TASK REQUIREMENTS
All of the entries need to be written out again, exactly as they are.

━━ DATASET ENTRIES ━━

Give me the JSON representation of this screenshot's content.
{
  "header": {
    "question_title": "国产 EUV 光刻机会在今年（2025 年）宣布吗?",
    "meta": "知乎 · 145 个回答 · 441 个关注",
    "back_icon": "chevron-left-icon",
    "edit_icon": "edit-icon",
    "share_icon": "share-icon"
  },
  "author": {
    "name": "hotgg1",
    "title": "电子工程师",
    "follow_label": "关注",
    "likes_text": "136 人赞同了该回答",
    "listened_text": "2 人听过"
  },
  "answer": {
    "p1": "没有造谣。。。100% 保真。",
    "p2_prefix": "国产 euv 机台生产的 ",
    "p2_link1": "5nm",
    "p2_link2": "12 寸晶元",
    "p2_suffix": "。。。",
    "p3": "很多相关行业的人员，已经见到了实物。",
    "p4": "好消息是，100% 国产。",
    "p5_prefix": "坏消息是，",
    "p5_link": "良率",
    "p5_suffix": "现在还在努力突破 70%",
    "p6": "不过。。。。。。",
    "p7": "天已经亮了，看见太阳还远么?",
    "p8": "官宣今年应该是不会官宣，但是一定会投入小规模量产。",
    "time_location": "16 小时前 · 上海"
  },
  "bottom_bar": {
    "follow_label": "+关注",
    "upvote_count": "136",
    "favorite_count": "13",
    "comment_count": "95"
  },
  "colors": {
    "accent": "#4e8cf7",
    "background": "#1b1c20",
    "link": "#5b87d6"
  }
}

━━━

TASK RESPONSE
Give me the JSON representation of this screenshot's content.
{
  "header": {
    "question_title": "国产 EUV 光刻机会在今年（2025 年）宣布吗?",
    "meta": "知乎 · 145 个回答 · 441 个关注",
    "back_icon": "chevron-left-icon",
    "edit_icon": "edit-icon",
    "share_icon": "share-icon"
  },
  "author": {
    "name": "hotgg1",
    "title": "电子工程师",
    "follow_label": "关注",
    "likes_text": "136 人赞同了该回答",
    "listened_text": "2 人听过"
  },
  "answer": {
    "p1": "没有造谣。。。100% 保真。",
    "p2_prefix": "国产 euv 机台生产的 ",
    "p2_link1": "5nm",
    "p2_link2": "12 寸晶元",
    "p2_suffix": "。。。",
    "p3": "很多相关行业的人员，已经见到了实物。",
    "p4": "好消息是，100% 国产。",
    "p5_prefix": "坏消息是，",
    "p5_link": "良率",
    "p5_suffix": "现在还在努力突破 70%",
    "p6": "不过。。。。。。",
    "p7": "天已经亮了，看见太阳还远么?",
    "p8": "官宣今年应该是不会官宣，但是一定会投入小规模量产。",
    "time_location": "16 小时前 · 上海"
  },
  "bottom_bar": {
    "follow_label": "+关注",
    "upvote_count": "136",
    "favorite_count": "13",
    "comment_count": "95"
  },
  "colors": {
    "accent": "#4e8cf7",
    "background": "#1b1c20",
    "link": "#5b87d6"
  }
}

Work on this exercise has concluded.